> Challenge
Only lines with the string "típica" matter here; gather them from the material below.

+---+

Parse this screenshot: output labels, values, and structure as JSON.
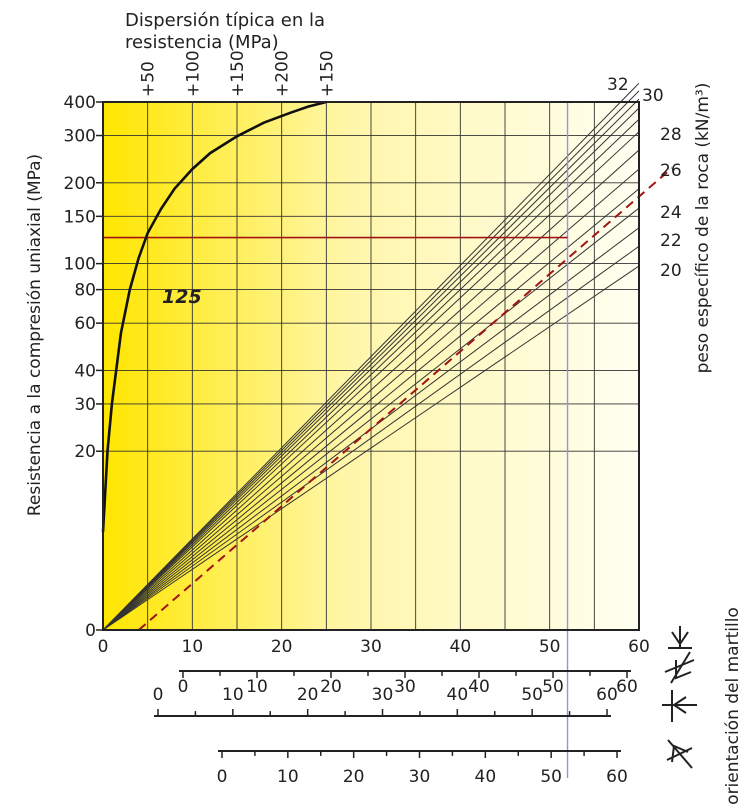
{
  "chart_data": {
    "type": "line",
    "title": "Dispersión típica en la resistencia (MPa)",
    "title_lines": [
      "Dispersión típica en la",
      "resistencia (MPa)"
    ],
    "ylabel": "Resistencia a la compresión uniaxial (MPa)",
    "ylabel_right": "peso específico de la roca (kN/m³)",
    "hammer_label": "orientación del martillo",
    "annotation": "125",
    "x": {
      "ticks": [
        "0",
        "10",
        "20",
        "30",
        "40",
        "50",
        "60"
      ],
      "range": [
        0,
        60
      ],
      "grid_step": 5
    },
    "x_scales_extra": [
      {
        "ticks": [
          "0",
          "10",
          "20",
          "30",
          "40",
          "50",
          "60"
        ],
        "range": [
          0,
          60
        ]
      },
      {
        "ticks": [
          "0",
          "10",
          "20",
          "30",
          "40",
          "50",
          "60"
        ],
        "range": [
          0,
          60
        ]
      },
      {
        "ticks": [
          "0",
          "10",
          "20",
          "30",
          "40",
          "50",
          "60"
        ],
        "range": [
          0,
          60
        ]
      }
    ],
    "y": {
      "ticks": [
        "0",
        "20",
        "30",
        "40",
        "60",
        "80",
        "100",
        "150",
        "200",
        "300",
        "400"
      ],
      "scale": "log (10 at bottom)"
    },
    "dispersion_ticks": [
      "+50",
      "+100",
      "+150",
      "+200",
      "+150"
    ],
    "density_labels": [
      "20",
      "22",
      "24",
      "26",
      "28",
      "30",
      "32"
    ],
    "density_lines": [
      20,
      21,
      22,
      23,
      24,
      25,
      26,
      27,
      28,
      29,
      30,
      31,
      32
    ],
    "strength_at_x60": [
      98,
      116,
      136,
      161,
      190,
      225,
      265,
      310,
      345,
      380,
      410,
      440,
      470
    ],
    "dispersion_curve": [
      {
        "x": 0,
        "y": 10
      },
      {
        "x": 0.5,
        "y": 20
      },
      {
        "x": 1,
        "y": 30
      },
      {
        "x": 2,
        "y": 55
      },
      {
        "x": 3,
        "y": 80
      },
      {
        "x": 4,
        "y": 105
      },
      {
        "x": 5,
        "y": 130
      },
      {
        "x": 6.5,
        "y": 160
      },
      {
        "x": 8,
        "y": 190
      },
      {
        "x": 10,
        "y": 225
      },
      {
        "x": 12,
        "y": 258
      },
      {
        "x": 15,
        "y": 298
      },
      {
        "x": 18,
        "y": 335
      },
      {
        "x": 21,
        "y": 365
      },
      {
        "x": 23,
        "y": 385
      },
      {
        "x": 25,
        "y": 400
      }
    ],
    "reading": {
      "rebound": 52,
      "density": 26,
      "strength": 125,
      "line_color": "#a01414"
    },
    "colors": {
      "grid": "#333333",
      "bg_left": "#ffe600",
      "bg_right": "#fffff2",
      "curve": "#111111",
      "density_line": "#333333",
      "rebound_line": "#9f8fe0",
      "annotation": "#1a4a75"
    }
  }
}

+---+

> Exercise result
    "title": "Dispersión típica en la resistencia (MPa)",
      "Dispersión típica en la",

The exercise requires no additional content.